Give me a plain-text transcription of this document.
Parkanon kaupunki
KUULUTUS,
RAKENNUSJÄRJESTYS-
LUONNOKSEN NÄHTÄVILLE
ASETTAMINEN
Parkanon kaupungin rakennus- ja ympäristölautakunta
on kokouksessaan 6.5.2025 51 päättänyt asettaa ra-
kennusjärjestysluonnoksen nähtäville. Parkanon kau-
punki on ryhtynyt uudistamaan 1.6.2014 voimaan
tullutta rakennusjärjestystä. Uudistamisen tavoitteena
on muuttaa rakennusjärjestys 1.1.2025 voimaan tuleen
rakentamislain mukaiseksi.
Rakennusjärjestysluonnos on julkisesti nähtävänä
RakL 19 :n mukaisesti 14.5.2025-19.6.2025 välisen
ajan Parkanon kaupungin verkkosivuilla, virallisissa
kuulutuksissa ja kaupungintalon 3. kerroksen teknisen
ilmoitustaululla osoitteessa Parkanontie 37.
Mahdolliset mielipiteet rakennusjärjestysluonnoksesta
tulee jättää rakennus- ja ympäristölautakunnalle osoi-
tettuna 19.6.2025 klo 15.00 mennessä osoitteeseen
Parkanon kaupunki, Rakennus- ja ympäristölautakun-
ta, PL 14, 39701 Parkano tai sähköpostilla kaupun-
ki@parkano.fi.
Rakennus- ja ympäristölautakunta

──────────────────────────────

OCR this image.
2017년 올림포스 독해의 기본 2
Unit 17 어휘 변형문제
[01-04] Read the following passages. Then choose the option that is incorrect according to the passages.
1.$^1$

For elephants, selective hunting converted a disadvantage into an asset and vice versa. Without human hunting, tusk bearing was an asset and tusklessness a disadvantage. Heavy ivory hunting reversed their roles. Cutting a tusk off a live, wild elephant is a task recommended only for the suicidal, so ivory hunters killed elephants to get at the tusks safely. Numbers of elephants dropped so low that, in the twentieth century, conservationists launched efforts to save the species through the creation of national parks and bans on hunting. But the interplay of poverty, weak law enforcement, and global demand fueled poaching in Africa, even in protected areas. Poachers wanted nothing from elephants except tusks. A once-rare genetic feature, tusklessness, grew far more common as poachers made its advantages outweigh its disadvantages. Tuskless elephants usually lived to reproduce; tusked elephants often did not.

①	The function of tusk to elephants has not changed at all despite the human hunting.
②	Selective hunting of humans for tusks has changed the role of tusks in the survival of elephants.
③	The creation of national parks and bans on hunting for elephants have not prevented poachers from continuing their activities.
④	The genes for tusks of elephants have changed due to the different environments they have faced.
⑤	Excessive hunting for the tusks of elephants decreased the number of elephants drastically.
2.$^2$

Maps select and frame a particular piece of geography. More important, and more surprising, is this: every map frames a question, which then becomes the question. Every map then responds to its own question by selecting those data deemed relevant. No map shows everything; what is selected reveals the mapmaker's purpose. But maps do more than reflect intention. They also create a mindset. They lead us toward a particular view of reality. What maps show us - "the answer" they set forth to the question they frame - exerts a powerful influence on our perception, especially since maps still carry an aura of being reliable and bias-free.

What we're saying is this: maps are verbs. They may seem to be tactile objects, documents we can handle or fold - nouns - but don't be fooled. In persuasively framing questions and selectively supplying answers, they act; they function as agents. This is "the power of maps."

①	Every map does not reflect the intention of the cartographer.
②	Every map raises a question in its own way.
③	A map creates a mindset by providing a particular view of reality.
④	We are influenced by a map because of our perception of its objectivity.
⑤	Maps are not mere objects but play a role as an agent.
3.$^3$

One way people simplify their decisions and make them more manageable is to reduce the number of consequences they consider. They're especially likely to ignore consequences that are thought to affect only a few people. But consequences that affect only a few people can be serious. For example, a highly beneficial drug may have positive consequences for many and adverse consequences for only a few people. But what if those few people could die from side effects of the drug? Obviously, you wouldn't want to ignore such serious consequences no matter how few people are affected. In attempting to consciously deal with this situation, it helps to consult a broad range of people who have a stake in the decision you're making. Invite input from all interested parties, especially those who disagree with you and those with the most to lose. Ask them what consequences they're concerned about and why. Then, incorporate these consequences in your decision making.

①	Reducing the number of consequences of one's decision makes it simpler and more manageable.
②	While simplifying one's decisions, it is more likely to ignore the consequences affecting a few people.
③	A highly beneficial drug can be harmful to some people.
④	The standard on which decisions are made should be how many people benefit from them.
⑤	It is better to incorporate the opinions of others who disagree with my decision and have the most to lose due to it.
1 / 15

──────────────────────────────

Nothing but a number is expected: the tally of lines in the records that include the word "Every".

3